Chart and figure data

══════

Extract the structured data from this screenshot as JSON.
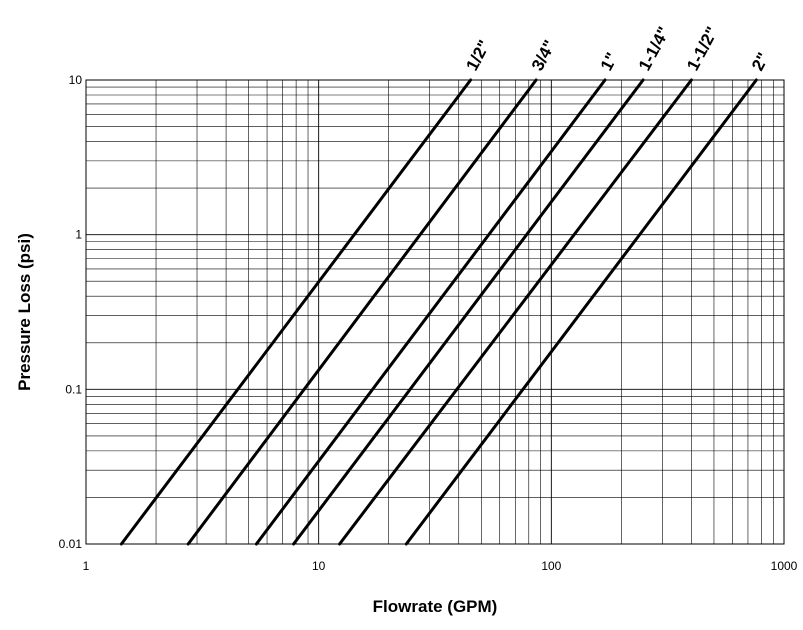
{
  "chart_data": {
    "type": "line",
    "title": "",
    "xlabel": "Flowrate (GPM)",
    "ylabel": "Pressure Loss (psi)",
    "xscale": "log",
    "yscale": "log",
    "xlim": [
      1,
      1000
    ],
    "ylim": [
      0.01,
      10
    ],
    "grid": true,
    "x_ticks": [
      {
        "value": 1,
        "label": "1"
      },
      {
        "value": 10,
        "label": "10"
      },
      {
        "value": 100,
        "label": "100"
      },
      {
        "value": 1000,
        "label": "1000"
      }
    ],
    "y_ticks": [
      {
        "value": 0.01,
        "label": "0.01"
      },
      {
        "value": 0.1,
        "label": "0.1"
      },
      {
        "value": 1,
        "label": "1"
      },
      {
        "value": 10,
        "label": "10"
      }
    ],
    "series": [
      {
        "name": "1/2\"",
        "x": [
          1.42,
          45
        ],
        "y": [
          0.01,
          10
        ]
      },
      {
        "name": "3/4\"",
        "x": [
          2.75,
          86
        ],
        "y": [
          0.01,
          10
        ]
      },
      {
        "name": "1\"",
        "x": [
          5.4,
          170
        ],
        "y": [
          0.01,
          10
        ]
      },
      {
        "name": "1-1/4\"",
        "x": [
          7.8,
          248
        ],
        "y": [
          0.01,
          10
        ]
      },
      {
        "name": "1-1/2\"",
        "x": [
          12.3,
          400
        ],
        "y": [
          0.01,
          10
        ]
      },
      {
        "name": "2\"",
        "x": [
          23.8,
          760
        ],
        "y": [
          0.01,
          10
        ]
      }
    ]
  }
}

══════

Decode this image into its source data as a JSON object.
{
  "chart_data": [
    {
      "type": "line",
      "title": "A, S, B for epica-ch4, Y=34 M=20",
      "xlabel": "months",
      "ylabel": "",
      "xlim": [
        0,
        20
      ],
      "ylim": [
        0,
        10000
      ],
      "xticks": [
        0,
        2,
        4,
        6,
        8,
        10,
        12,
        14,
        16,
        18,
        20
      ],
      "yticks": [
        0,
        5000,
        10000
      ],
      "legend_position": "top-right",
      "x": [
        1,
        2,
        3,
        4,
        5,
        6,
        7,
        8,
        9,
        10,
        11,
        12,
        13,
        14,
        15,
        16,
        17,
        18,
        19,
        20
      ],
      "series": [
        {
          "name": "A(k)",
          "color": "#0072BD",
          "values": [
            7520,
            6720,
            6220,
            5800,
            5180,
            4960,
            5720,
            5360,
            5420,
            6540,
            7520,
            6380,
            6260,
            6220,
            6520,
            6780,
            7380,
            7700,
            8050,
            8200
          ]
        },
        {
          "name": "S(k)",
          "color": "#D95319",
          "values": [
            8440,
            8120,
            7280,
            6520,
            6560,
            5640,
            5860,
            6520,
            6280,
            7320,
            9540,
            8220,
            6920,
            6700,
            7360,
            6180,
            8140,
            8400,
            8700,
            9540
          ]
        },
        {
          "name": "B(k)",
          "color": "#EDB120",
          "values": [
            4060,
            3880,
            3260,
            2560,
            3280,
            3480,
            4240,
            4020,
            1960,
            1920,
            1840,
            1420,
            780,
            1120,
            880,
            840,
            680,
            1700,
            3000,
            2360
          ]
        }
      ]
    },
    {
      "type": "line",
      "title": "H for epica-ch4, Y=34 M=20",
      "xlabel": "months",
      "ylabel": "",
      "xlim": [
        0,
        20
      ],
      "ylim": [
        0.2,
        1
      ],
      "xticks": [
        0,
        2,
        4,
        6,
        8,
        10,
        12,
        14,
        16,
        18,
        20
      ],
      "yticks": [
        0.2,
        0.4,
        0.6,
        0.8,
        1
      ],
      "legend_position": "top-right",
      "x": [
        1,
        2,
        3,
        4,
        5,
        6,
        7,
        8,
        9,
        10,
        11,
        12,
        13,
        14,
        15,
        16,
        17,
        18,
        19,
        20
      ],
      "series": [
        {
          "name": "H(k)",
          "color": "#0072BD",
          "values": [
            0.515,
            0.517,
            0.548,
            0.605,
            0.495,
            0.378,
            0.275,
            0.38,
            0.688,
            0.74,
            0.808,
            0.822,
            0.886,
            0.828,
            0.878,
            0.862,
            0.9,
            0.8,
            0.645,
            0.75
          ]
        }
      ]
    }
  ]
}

══════

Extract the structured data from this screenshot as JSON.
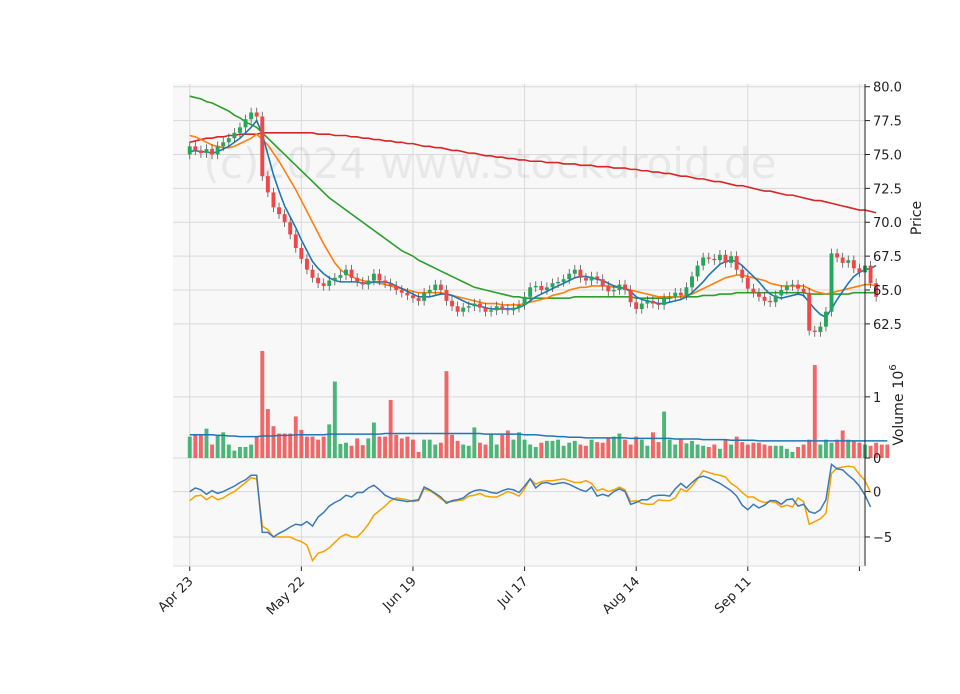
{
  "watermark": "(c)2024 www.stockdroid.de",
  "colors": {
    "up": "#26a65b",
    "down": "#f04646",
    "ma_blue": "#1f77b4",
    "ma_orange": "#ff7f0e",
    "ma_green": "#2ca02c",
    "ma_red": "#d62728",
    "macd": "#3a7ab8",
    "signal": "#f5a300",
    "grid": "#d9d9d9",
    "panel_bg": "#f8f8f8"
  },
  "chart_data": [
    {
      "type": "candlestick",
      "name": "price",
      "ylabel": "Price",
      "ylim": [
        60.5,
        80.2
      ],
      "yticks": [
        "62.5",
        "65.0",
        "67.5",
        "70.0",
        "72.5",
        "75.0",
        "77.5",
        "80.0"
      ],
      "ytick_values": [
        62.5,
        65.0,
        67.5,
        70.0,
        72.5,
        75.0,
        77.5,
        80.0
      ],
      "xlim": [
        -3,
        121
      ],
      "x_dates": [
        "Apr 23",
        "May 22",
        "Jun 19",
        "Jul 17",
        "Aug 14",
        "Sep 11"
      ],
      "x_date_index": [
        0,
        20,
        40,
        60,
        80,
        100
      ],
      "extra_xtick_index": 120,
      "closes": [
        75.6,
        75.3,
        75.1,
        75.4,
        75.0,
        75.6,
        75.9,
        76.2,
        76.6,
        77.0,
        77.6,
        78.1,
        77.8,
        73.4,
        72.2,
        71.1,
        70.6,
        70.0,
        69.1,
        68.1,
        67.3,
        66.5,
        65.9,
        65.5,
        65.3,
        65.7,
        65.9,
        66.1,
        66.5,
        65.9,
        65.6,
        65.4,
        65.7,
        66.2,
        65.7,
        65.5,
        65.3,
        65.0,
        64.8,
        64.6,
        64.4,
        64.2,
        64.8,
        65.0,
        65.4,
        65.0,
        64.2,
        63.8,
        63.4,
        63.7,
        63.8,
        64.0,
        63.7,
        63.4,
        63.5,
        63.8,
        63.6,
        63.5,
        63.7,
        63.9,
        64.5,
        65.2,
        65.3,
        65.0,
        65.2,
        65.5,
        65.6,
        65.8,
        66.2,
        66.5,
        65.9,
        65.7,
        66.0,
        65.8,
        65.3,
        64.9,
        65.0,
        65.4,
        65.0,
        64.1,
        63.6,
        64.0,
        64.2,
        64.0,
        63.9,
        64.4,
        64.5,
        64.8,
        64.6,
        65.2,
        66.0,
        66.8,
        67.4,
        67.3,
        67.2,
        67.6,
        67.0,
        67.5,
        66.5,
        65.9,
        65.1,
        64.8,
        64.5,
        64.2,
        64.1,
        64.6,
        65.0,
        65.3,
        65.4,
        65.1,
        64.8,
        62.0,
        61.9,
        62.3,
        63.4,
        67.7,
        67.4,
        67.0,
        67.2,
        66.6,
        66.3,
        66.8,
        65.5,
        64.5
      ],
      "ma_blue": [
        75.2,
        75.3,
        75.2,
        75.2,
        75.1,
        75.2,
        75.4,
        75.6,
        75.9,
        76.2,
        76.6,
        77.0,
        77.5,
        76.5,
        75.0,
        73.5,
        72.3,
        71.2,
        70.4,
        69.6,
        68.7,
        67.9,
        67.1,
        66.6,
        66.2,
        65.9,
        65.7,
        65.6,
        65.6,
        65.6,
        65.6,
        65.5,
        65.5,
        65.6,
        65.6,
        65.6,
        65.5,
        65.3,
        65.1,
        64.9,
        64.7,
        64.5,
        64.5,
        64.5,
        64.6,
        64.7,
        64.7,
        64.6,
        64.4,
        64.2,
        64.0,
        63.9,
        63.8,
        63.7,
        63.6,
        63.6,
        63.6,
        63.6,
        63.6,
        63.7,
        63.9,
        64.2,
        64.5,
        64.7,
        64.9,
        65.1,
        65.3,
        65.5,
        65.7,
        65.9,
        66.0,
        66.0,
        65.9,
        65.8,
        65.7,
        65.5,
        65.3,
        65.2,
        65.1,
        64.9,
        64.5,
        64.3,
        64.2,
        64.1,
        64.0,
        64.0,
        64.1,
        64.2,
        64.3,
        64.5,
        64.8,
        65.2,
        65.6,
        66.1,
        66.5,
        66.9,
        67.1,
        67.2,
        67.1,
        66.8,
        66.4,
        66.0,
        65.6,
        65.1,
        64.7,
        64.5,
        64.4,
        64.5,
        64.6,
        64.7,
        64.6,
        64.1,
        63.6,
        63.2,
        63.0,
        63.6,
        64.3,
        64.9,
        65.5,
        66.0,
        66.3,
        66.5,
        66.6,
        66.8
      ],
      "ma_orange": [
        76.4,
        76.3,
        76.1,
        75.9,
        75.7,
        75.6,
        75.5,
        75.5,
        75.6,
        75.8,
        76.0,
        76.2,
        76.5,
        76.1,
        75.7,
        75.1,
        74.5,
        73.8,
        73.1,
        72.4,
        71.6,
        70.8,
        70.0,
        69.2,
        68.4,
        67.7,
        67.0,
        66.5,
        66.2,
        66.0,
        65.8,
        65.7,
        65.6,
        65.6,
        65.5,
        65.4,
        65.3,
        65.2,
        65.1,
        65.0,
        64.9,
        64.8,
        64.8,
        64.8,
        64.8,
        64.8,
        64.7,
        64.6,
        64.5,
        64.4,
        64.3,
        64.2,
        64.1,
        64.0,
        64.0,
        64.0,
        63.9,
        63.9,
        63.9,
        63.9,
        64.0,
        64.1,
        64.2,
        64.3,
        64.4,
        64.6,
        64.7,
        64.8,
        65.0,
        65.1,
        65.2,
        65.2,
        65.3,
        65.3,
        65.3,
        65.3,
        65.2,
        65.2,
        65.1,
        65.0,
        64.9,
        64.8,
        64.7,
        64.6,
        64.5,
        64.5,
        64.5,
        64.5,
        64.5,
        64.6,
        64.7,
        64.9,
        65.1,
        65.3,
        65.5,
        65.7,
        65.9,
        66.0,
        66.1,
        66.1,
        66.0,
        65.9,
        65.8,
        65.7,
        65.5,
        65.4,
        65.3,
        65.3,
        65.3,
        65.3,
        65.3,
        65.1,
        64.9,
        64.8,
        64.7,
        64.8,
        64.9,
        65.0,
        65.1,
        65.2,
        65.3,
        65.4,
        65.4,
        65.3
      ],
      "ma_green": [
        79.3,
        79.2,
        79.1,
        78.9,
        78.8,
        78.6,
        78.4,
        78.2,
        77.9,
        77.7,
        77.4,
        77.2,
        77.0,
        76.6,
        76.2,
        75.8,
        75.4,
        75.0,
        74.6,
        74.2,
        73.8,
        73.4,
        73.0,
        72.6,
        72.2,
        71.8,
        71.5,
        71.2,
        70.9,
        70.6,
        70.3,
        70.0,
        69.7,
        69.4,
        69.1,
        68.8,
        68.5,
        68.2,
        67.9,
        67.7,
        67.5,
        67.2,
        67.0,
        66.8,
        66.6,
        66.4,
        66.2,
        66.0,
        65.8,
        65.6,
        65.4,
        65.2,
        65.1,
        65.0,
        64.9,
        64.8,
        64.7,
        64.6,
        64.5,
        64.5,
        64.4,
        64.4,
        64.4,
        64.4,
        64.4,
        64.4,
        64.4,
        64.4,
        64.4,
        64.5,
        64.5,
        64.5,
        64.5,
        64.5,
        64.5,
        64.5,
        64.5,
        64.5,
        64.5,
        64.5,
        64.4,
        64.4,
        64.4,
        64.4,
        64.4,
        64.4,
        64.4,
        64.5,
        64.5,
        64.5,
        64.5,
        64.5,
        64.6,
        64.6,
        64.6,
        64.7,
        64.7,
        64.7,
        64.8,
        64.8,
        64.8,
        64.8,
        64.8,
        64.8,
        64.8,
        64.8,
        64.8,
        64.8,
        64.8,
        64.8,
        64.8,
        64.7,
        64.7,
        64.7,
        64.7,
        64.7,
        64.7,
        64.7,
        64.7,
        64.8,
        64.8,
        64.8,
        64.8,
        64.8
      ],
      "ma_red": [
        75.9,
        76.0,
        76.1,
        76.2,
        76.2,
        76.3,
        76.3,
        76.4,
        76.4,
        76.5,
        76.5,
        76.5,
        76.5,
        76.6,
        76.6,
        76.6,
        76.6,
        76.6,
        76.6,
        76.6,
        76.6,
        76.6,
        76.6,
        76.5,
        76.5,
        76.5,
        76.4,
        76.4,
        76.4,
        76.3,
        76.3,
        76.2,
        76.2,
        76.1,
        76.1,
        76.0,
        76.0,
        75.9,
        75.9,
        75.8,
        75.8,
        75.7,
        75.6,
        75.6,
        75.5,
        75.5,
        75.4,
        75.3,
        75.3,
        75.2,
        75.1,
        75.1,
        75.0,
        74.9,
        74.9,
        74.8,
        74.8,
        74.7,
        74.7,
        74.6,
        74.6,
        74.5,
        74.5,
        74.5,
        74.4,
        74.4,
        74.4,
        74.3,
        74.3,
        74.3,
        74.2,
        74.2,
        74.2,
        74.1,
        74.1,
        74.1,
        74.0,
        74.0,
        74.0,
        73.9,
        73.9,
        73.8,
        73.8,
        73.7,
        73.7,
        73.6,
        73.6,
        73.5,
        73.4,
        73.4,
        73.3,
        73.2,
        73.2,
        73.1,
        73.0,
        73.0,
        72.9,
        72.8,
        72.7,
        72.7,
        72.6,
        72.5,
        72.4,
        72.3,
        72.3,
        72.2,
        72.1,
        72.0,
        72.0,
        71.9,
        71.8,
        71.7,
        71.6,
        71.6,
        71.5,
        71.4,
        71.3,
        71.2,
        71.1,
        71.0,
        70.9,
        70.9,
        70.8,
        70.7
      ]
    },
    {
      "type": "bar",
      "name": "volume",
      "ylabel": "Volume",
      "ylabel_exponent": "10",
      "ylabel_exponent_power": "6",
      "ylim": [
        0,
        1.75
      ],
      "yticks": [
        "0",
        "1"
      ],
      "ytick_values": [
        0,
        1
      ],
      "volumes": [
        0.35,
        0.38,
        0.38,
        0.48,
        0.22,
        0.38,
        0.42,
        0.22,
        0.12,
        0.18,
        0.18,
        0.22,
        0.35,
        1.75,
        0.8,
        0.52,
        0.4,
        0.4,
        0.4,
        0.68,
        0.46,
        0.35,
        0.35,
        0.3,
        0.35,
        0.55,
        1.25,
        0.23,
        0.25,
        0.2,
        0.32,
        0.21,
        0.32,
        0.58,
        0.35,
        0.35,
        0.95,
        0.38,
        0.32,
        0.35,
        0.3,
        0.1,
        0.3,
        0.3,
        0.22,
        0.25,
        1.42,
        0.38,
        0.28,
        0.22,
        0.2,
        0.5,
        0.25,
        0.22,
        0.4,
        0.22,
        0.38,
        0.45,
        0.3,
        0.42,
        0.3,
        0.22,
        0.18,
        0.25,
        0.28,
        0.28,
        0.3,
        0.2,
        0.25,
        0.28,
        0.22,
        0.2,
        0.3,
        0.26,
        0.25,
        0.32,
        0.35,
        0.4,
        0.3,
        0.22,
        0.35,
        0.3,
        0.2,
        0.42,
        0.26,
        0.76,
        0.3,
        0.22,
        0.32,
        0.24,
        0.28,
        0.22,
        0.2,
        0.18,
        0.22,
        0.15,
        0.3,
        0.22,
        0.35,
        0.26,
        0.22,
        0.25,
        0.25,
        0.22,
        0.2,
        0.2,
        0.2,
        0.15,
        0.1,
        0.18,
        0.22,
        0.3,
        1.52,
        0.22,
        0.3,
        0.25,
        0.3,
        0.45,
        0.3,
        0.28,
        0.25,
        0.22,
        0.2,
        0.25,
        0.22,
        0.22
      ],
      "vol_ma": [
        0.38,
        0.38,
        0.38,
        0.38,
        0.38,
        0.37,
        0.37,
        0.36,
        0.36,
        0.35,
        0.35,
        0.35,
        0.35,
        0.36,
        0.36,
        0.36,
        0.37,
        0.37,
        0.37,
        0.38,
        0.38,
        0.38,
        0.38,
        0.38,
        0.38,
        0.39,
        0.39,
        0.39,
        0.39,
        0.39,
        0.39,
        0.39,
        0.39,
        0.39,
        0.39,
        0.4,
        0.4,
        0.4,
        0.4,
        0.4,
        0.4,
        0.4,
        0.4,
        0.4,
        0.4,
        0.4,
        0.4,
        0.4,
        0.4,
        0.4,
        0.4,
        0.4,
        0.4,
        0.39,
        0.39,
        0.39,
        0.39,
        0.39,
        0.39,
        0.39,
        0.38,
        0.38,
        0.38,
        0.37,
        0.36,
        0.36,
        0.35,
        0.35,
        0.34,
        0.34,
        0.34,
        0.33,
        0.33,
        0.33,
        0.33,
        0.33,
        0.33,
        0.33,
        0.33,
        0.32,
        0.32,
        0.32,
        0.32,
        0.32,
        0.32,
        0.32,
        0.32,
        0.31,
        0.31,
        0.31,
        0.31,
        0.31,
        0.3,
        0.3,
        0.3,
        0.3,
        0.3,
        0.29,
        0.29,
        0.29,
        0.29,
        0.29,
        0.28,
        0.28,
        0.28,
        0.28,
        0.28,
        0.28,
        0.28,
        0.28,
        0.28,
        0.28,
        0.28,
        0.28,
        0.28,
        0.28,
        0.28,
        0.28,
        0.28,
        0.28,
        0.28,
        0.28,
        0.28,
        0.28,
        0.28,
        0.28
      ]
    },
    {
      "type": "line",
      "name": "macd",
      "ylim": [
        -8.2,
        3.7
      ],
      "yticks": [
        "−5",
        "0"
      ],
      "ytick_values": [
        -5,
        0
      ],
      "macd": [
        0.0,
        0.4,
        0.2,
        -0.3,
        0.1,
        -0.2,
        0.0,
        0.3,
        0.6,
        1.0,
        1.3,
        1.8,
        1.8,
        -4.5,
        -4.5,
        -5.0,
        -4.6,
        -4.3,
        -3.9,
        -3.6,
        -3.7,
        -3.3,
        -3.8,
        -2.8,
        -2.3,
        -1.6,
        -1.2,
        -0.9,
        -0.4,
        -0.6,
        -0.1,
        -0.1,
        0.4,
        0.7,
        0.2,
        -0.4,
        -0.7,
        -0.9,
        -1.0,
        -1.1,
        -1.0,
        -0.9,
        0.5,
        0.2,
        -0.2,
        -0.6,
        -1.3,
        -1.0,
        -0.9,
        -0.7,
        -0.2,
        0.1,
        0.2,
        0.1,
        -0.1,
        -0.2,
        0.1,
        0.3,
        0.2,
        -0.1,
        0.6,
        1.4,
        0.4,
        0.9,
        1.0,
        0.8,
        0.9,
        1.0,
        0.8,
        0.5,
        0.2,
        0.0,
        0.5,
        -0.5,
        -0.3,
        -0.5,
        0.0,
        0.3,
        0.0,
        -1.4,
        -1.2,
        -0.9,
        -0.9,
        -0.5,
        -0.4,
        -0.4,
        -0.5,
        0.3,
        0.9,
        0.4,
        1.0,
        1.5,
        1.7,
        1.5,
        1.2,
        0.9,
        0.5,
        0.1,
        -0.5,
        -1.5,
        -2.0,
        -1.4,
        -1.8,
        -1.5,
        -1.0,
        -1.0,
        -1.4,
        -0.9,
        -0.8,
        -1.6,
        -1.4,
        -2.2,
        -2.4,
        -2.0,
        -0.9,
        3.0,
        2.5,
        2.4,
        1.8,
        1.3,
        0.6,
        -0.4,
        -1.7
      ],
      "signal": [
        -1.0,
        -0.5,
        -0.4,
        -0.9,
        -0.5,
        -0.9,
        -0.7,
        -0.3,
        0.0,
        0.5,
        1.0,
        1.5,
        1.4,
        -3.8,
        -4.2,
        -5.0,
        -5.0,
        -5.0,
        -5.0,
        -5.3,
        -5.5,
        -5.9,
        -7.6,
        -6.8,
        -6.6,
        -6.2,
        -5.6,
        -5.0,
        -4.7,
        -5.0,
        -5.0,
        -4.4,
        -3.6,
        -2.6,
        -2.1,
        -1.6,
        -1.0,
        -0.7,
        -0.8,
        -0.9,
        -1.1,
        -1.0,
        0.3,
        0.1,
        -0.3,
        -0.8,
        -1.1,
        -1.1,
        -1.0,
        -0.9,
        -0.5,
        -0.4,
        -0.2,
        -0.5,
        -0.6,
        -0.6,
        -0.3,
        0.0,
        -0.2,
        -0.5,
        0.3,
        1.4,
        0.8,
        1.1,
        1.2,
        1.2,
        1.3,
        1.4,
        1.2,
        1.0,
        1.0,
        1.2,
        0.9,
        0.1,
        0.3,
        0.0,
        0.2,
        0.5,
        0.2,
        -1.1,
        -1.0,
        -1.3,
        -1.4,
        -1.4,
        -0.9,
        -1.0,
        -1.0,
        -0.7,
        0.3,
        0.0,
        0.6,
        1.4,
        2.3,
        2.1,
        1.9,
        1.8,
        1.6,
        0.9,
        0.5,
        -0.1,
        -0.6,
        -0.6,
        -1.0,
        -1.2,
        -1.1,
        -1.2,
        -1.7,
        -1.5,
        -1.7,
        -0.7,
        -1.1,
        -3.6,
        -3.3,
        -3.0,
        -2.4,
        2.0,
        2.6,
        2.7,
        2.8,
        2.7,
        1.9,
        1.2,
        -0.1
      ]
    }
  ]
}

══════

* **What you will do**: Filter the entries and copy out every line with the word "title".

* **Solved problem**:
    "title": "",
      "title": "A, S, B for epica-ch4, Y=34 M=20",
      "title": "H for epica-ch4, Y=34 M=20",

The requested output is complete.